• [Exercise instructions]
Separate out the lines that hold "Support".

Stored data
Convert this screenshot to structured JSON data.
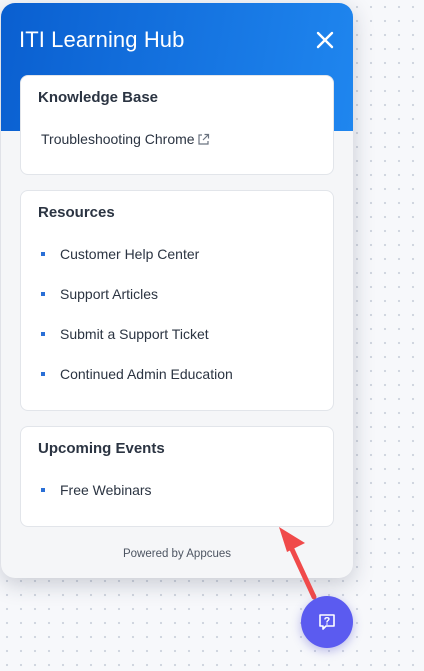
{
  "header": {
    "title": "ITI Learning Hub"
  },
  "knowledge_base": {
    "title": "Knowledge Base",
    "link": "Troubleshooting Chrome"
  },
  "resources": {
    "title": "Resources",
    "items": [
      {
        "label": "Customer Help Center"
      },
      {
        "label": "Support Articles"
      },
      {
        "label": "Submit a Support Ticket"
      },
      {
        "label": "Continued Admin Education"
      }
    ]
  },
  "events": {
    "title": "Upcoming Events",
    "items": [
      {
        "label": "Free Webinars"
      }
    ]
  },
  "footer": {
    "powered_by": "Powered by Appcues"
  },
  "icons": {
    "close": "close-icon",
    "external_link": "external-link-icon",
    "launcher": "help-question-icon",
    "annotation": "red-arrow-icon"
  },
  "colors": {
    "header_start": "#0a5fd0",
    "header_end": "#1f86ef",
    "bullet": "#2a6fd6",
    "launcher": "#5b5bf0",
    "arrow": "#f04a4a"
  }
}
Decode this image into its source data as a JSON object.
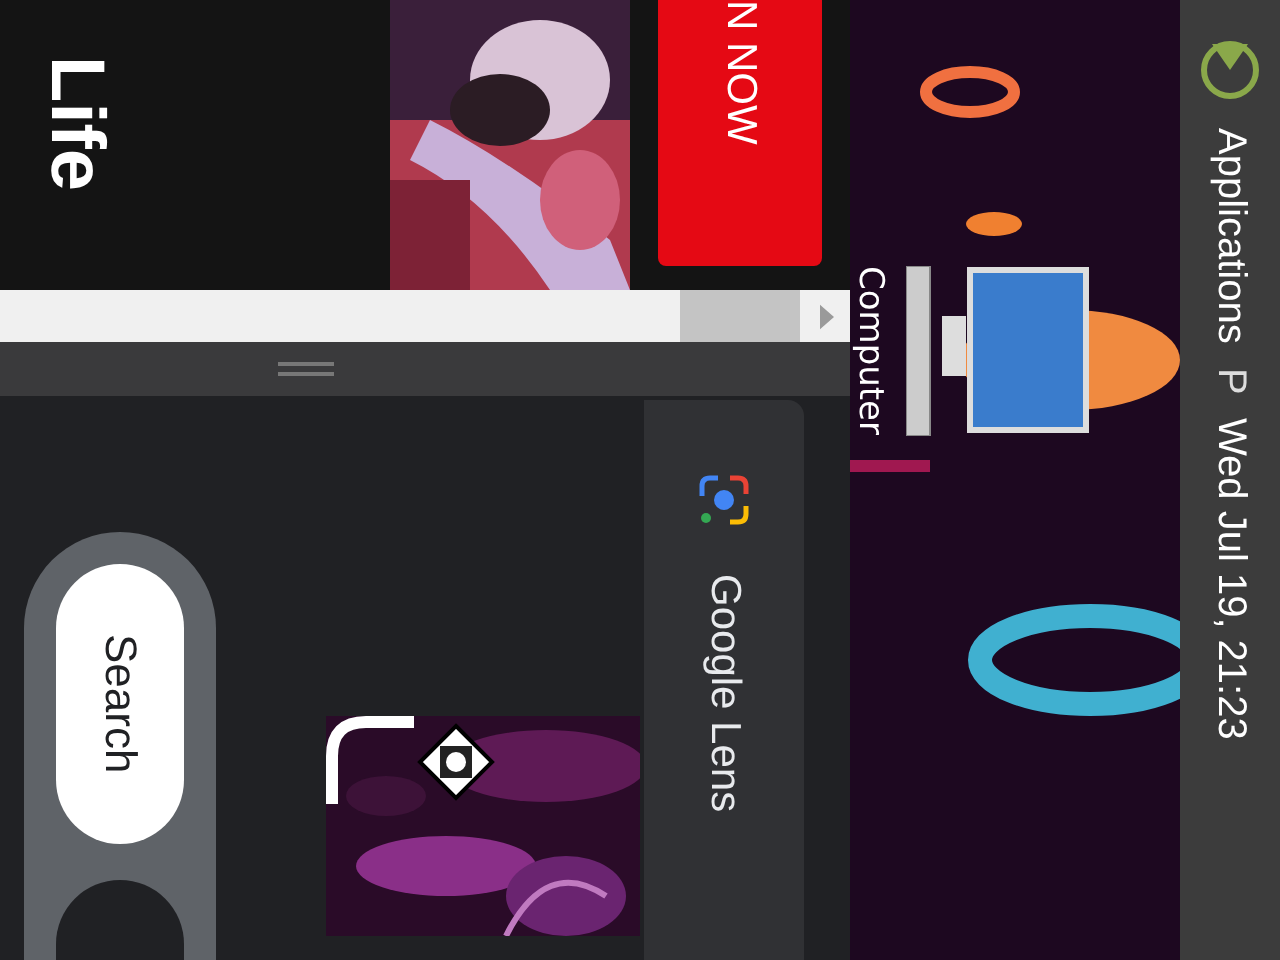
{
  "browser": {
    "ad": {
      "headline": "Life",
      "button": "N NOW"
    },
    "lens": {
      "search_button": "Search",
      "lens_label": "Google Lens"
    }
  },
  "desktop": {
    "icons": [
      {
        "label": "Computer"
      }
    ]
  },
  "top_panel": {
    "menu": "Applications",
    "indicator": "P",
    "clock": "Wed Jul 19, 21:23"
  }
}
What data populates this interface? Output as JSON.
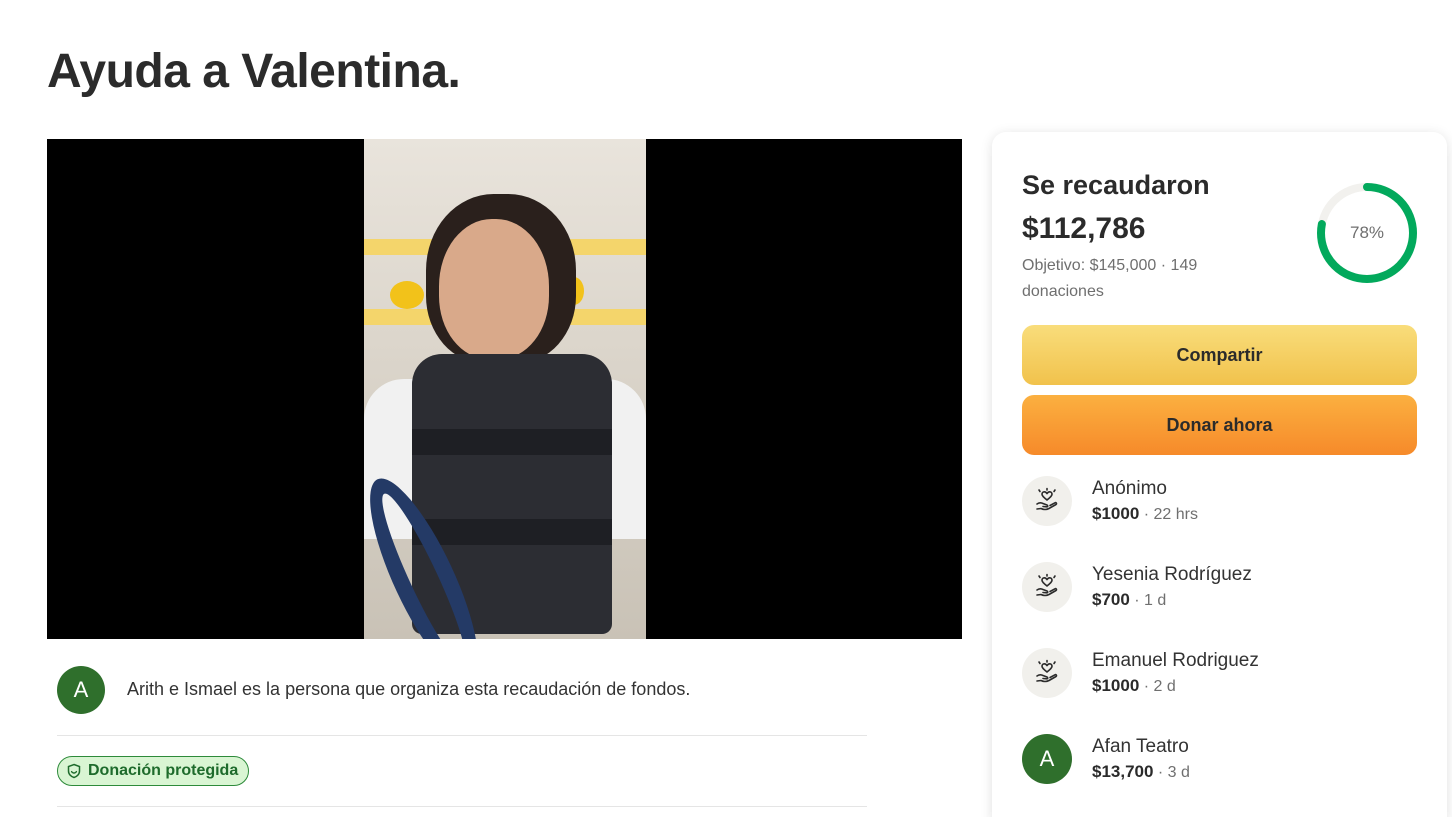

• [Reply to the exercise]
        "label": "Support Articles"
        "label": "Submit a Support Ticket"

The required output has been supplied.